## Required work
What is needed is an exact copy of the records below, minus any pictures.
BEGIN
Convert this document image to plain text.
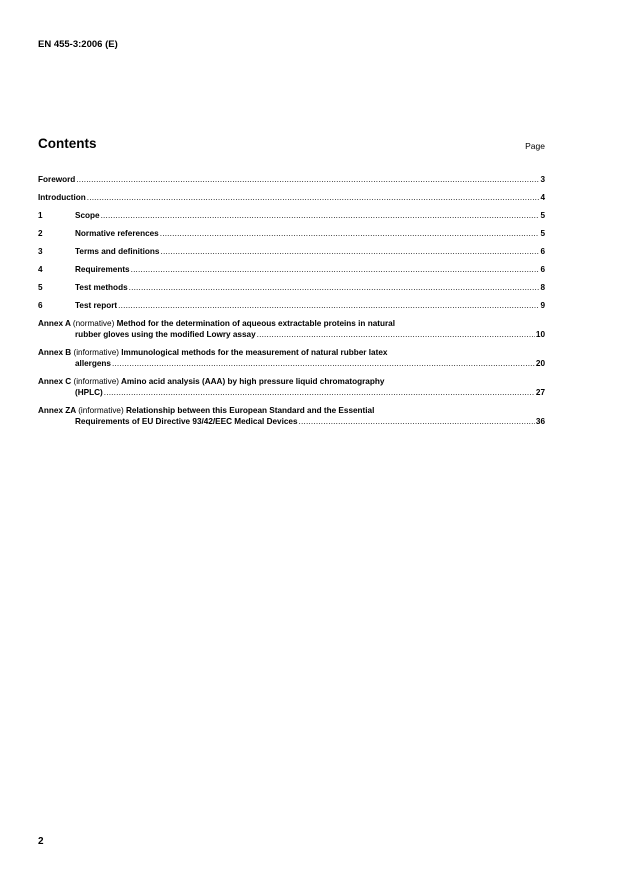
EN 455-3:2006 (E)
Contents	Page
Foreword .....	3
Introduction .....	4
1	Scope .....	5
2	Normative references .....	5
3	Terms and definitions .....	6
4	Requirements .....	6
5	Test methods .....	8
6	Test report .....	9
Annex A (normative) Method for the determination of aqueous extractable proteins in natural
rubber gloves using the modified Lowry assay .....	10
Annex B (informative) Immunological methods for the measurement of natural rubber latex
allergens .....	20
Annex C (informative) Amino acid analysis (AAA) by high pressure liquid chromatography
(HPLC) .....	27
Annex ZA (informative) Relationship between this European Standard and the Essential
Requirements of EU Directive 93/42/EEC Medical Devices .....	36
2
END
## Task solution
Convert this document image to plain text.
EN 455-3:2006 (E)
Contents	Page
Foreword .....	3
Introduction .....	4
1	Scope .....	5
2	Normative references .....	5
3	Terms and definitions .....	6
4	Requirements .....	6
5	Test methods .....	8
6	Test report .....	9
Annex A (normative) Method for the determination of aqueous extractable proteins in natural
rubber gloves using the modified Lowry assay .....	10
Annex B (informative) Immunological methods for the measurement of natural rubber latex
allergens .....	20
Annex C (informative) Amino acid analysis (AAA) by high pressure liquid chromatography
(HPLC) .....	27
Annex ZA (informative) Relationship between this European Standard and the Essential
Requirements of EU Directive 93/42/EEC Medical Devices .....	36
2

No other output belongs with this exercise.